■ Requirement ■
Output the material below unchanged, apart from leaving out the pictures.

■ Records for this task ■
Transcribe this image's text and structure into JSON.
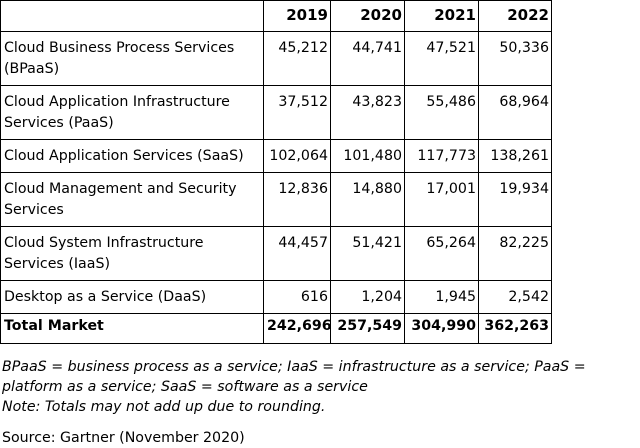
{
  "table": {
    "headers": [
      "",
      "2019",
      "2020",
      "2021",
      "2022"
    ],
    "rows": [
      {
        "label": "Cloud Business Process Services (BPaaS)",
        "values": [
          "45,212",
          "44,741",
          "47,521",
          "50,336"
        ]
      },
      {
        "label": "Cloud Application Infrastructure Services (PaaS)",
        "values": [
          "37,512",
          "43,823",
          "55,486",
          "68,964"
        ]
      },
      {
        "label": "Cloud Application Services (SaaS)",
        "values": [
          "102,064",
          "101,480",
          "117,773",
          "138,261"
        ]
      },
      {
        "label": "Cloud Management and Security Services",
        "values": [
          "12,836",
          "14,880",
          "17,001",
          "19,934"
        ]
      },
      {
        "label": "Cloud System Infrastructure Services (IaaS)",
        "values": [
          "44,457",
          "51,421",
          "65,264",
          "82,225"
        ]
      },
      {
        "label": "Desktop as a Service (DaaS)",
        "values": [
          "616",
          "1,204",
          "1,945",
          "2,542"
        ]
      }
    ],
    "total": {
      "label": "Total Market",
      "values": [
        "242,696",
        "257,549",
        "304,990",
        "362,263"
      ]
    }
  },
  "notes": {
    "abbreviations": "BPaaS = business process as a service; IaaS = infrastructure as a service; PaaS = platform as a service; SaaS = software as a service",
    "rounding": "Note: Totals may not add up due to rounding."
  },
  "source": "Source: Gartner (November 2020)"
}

■ The answer ■
Transcribe this image's text and structure into JSON.
{
  "table": {
    "headers": [
      "",
      "2019",
      "2020",
      "2021",
      "2022"
    ],
    "rows": [
      {
        "label": "Cloud Business Process Services (BPaaS)",
        "values": [
          "45,212",
          "44,741",
          "47,521",
          "50,336"
        ]
      },
      {
        "label": "Cloud Application Infrastructure Services (PaaS)",
        "values": [
          "37,512",
          "43,823",
          "55,486",
          "68,964"
        ]
      },
      {
        "label": "Cloud Application Services (SaaS)",
        "values": [
          "102,064",
          "101,480",
          "117,773",
          "138,261"
        ]
      },
      {
        "label": "Cloud Management and Security Services",
        "values": [
          "12,836",
          "14,880",
          "17,001",
          "19,934"
        ]
      },
      {
        "label": "Cloud System Infrastructure Services (IaaS)",
        "values": [
          "44,457",
          "51,421",
          "65,264",
          "82,225"
        ]
      },
      {
        "label": "Desktop as a Service (DaaS)",
        "values": [
          "616",
          "1,204",
          "1,945",
          "2,542"
        ]
      }
    ],
    "total": {
      "label": "Total Market",
      "values": [
        "242,696",
        "257,549",
        "304,990",
        "362,263"
      ]
    }
  },
  "notes": {
    "abbreviations": "BPaaS = business process as a service; IaaS = infrastructure as a service; PaaS = platform as a service; SaaS = software as a service",
    "rounding": "Note: Totals may not add up due to rounding."
  },
  "source": "Source: Gartner (November 2020)"
}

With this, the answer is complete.